* [Try it]
Reproduce word for word the passage of the text on adult ADHD methods, starting at "The proportions of" and ending at "generate yearly rates.".

* [Text provided]

= = = = = = =

The proportions of patients according to sex and age group, and median and mean (SD) age, were calculated for both the cross-sectional and longitudinal datasets to generate yearly rates.

Comorbidities

All unique adults with diagnosed ADHD in the cross-sectional dataset with registered comorbidities (secondary diagnoses translated from DSM codes to ICD-10 criteria) during the study period were identified. The proportion of patients with at least one registered comorbid disorder was estimated, and the total number of each type of comorbidity was divided by: 1) the total number of all comorbid diagnoses; 2) the total number of patients with at least one comorbid diagnosis; and 3) the complete dataset, to determine the frequency of each of the comorbidities. The same procedure was conducted for the longitudinal dataset to describe the most frequently occurring comorbidities in adults newly diagnosed with ADHD.

Pharmacologic treatment

All patients from the cross-sectional and longitudinal datasets who received ADHD medication at any point during the study period following the patients’ index hospital stay or visit were identified and categorized by sex and age group. For patients in the cross-sectional dataset, age group categorization was based on the age of the patient when first registered to be dispensed ADHD medication. The total numbers of non-medicated patients and newly diagnosed patients were also estimated and presented by age group and sex.

Pharmacologic treatment patterns

The longitudinal dataset was used to analyze pharmacologic treatment patterns for patients diagnosed during the study period. Only one substance or product was followed per patient; if patients were dispensed more than one first-line ADHD medication on the same day, as different medications or different formulations of the same medication, the medication with the highest number of defined daily doses (DDDs) was assumed to be the main first-line treatment for that patient.

To estimate the most frequently dispensed first-line formulations, the number of newly diagnosed patients receiving each type of formulation as first-line treatment was divided by the total number of newly diagnosed patients receiving pharmacologic treatment.

Second-line treatments were estimated in the longitudinal dataset by identifying treatment switches. After the addition of a second dispensed ADHD medication, the patient was followed for a 90-day period (the maximum time period for a prescription in Sweden) to ensure no reappearance of the first-line ADHD medication. To identify the most frequently dispensed second-line ADHD medications, the total number of newly diagnosed patients receiving each type of formulation as second-line treatment was divided by the total number of newly diagnosed patients receiving second-line treatment.

= = = = = = =

* [Record extracts]
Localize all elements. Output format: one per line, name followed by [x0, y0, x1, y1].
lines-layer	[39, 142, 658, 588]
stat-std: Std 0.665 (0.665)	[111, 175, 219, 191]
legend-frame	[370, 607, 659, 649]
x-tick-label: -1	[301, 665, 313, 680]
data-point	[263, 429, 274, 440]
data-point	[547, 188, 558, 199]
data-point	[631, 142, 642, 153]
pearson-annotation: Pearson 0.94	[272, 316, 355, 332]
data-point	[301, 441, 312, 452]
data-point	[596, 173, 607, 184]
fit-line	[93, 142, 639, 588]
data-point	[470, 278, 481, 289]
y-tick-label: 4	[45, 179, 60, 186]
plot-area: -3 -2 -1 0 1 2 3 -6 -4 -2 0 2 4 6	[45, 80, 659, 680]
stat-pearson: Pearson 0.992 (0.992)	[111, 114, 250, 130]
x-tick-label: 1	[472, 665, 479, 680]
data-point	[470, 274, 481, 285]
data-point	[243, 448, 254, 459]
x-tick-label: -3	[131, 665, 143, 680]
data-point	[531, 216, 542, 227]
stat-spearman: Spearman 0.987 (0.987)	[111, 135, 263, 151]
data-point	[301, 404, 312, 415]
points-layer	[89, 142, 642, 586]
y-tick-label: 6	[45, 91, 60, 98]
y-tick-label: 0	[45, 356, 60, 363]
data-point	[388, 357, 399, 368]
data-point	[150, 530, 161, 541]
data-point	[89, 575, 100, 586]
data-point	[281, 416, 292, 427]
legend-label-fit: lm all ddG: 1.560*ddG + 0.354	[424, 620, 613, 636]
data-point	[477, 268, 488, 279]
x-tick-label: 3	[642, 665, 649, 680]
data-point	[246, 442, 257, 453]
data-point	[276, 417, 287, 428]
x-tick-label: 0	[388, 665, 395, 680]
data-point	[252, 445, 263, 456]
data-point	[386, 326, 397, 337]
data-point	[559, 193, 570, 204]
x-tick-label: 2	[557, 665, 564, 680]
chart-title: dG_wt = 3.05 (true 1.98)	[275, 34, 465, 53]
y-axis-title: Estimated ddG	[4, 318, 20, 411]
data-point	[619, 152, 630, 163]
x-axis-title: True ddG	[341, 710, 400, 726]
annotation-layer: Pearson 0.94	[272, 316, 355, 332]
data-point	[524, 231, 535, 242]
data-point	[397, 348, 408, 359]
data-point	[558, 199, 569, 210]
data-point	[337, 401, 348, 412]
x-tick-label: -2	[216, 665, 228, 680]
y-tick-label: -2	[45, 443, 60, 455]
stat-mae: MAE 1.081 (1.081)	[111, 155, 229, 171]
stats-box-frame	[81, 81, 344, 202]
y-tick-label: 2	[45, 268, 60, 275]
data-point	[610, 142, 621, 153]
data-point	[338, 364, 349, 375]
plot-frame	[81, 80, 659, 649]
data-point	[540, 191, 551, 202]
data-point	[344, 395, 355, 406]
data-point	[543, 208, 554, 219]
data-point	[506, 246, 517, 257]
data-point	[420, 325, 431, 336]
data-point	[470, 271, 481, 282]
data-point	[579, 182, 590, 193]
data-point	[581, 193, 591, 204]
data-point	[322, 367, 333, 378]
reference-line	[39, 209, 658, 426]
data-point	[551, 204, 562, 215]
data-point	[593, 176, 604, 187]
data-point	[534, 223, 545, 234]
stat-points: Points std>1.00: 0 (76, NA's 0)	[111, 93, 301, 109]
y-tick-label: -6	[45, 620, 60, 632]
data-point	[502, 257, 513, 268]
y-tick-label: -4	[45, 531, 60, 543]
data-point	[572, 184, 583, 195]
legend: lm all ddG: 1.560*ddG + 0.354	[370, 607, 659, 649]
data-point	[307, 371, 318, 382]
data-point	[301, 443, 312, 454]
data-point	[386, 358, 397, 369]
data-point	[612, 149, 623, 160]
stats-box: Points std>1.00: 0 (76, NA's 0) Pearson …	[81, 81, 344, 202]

= = = = = = =

* [Response to the task]
The proportions of patients according to sex and age group, and median and mean (SD) age, were calculated for both the cross-sectional and longitudinal datasets to generate yearly rates.